Start of Records shown

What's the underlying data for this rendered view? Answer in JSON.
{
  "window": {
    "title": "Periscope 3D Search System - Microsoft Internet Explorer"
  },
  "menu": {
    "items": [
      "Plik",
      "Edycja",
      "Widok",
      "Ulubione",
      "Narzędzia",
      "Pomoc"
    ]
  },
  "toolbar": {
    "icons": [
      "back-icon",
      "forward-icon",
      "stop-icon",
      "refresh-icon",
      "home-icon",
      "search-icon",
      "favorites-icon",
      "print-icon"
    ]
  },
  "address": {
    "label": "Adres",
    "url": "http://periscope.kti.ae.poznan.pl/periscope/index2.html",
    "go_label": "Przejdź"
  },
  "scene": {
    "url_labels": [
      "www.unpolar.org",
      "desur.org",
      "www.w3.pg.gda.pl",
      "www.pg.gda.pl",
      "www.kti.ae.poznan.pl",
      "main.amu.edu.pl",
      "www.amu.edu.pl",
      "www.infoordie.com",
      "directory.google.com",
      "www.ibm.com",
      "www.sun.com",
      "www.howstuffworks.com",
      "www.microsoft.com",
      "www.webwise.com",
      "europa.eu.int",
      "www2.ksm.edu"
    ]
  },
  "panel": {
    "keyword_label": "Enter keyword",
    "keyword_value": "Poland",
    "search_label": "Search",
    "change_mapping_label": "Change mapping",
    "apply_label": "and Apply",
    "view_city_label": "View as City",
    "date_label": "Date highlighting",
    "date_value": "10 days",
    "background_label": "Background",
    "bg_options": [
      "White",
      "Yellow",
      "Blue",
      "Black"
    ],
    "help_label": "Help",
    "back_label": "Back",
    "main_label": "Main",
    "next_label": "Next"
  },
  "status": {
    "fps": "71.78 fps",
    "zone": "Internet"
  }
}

End of Records shown

> [Written request] Reproduce all of the entries word for word.

> [Answer]
What's the underlying data for this rendered view? Answer in JSON.
{
  "window": {
    "title": "Periscope 3D Search System - Microsoft Internet Explorer"
  },
  "menu": {
    "items": [
      "Plik",
      "Edycja",
      "Widok",
      "Ulubione",
      "Narzędzia",
      "Pomoc"
    ]
  },
  "toolbar": {
    "icons": [
      "back-icon",
      "forward-icon",
      "stop-icon",
      "refresh-icon",
      "home-icon",
      "search-icon",
      "favorites-icon",
      "print-icon"
    ]
  },
  "address": {
    "label": "Adres",
    "url": "http://periscope.kti.ae.poznan.pl/periscope/index2.html",
    "go_label": "Przejdź"
  },
  "scene": {
    "url_labels": [
      "www.unpolar.org",
      "desur.org",
      "www.w3.pg.gda.pl",
      "www.pg.gda.pl",
      "www.kti.ae.poznan.pl",
      "main.amu.edu.pl",
      "www.amu.edu.pl",
      "www.infoordie.com",
      "directory.google.com",
      "www.ibm.com",
      "www.sun.com",
      "www.howstuffworks.com",
      "www.microsoft.com",
      "www.webwise.com",
      "europa.eu.int",
      "www2.ksm.edu"
    ]
  },
  "panel": {
    "keyword_label": "Enter keyword",
    "keyword_value": "Poland",
    "search_label": "Search",
    "change_mapping_label": "Change mapping",
    "apply_label": "and Apply",
    "view_city_label": "View as City",
    "date_label": "Date highlighting",
    "date_value": "10 days",
    "background_label": "Background",
    "bg_options": [
      "White",
      "Yellow",
      "Blue",
      "Black"
    ],
    "help_label": "Help",
    "back_label": "Back",
    "main_label": "Main",
    "next_label": "Next"
  },
  "status": {
    "fps": "71.78 fps",
    "zone": "Internet"
  }
}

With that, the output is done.